▶ Data shown:
----
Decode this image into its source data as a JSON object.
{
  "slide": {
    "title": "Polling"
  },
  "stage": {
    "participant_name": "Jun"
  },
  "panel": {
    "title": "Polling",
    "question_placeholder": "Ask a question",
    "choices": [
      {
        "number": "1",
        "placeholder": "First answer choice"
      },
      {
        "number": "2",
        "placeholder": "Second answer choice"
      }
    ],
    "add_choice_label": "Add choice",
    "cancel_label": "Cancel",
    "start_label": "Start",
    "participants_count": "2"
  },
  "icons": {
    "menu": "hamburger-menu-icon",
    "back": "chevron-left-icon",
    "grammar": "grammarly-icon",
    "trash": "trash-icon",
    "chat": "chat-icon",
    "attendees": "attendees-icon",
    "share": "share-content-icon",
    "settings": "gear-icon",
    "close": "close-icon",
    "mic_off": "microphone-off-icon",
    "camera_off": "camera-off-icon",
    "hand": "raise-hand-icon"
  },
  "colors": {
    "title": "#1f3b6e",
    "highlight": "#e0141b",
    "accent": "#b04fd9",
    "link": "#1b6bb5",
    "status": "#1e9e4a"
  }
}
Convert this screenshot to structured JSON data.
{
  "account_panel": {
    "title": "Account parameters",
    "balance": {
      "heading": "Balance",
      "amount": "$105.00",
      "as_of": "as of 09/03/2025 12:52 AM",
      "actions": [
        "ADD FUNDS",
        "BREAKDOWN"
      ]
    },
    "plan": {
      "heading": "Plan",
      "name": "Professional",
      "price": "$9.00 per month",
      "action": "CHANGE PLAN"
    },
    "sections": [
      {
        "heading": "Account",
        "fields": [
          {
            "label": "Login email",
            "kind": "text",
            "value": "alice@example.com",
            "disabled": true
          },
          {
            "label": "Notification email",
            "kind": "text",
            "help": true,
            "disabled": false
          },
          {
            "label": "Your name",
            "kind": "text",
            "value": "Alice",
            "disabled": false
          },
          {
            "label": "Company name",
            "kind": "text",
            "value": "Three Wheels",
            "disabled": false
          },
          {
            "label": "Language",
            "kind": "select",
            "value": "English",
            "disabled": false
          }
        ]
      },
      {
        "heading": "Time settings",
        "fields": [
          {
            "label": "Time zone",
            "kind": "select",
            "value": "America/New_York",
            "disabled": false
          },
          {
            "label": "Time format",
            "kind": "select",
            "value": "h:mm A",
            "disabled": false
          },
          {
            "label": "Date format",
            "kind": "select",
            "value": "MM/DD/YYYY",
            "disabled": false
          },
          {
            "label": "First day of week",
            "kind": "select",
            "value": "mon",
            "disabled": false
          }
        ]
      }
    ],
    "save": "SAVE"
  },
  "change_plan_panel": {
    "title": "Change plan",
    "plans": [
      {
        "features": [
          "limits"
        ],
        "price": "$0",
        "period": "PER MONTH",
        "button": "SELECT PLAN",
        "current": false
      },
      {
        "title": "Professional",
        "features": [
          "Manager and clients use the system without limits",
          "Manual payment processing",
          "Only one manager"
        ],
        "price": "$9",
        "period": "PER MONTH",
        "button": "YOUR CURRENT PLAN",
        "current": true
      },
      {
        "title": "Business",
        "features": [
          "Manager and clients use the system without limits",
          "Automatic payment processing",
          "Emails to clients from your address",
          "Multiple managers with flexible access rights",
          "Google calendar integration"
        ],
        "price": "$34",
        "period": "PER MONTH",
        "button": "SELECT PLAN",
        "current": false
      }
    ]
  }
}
----
Pull out each record as written and restate it exactly.

Decode this image into its source data as a JSON object.
{
  "slide": {
    "title": "Polling"
  },
  "stage": {
    "participant_name": "Jun"
  },
  "panel": {
    "title": "Polling",
    "question_placeholder": "Ask a question",
    "choices": [
      {
        "number": "1",
        "placeholder": "First answer choice"
      },
      {
        "number": "2",
        "placeholder": "Second answer choice"
      }
    ],
    "add_choice_label": "Add choice",
    "cancel_label": "Cancel",
    "start_label": "Start",
    "participants_count": "2"
  },
  "icons": {
    "menu": "hamburger-menu-icon",
    "back": "chevron-left-icon",
    "grammar": "grammarly-icon",
    "trash": "trash-icon",
    "chat": "chat-icon",
    "attendees": "attendees-icon",
    "share": "share-content-icon",
    "settings": "gear-icon",
    "close": "close-icon",
    "mic_off": "microphone-off-icon",
    "camera_off": "camera-off-icon",
    "hand": "raise-hand-icon"
  },
  "colors": {
    "title": "#1f3b6e",
    "highlight": "#e0141b",
    "accent": "#b04fd9",
    "link": "#1b6bb5",
    "status": "#1e9e4a"
  }
}
Convert this screenshot to structured JSON data.
{
  "account_panel": {
    "title": "Account parameters",
    "balance": {
      "heading": "Balance",
      "amount": "$105.00",
      "as_of": "as of 09/03/2025 12:52 AM",
      "actions": [
        "ADD FUNDS",
        "BREAKDOWN"
      ]
    },
    "plan": {
      "heading": "Plan",
      "name": "Professional",
      "price": "$9.00 per month",
      "action": "CHANGE PLAN"
    },
    "sections": [
      {
        "heading": "Account",
        "fields": [
          {
            "label": "Login email",
            "kind": "text",
            "value": "alice@example.com",
            "disabled": true
          },
          {
            "label": "Notification email",
            "kind": "text",
            "help": true,
            "disabled": false
          },
          {
            "label": "Your name",
            "kind": "text",
            "value": "Alice",
            "disabled": false
          },
          {
            "label": "Company name",
            "kind": "text",
            "value": "Three Wheels",
            "disabled": false
          },
          {
            "label": "Language",
            "kind": "select",
            "value": "English",
            "disabled": false
          }
        ]
      },
      {
        "heading": "Time settings",
        "fields": [
          {
            "label": "Time zone",
            "kind": "select",
            "value": "America/New_York",
            "disabled": false
          },
          {
            "label": "Time format",
            "kind": "select",
            "value": "h:mm A",
            "disabled": false
          },
          {
            "label": "Date format",
            "kind": "select",
            "value": "MM/DD/YYYY",
            "disabled": false
          },
          {
            "label": "First day of week",
            "kind": "select",
            "value": "mon",
            "disabled": false
          }
        ]
      }
    ],
    "save": "SAVE"
  },
  "change_plan_panel": {
    "title": "Change plan",
    "plans": [
      {
        "features": [
          "limits"
        ],
        "price": "$0",
        "period": "PER MONTH",
        "button": "SELECT PLAN",
        "current": false
      },
      {
        "title": "Professional",
        "features": [
          "Manager and clients use the system without limits",
          "Manual payment processing",
          "Only one manager"
        ],
        "price": "$9",
        "period": "PER MONTH",
        "button": "YOUR CURRENT PLAN",
        "current": true
      },
      {
        "title": "Business",
        "features": [
          "Manager and clients use the system without limits",
          "Automatic payment processing",
          "Emails to clients from your address",
          "Multiple managers with flexible access rights",
          "Google calendar integration"
        ],
        "price": "$34",
        "period": "PER MONTH",
        "button": "SELECT PLAN",
        "current": false
      }
    ]
  }
}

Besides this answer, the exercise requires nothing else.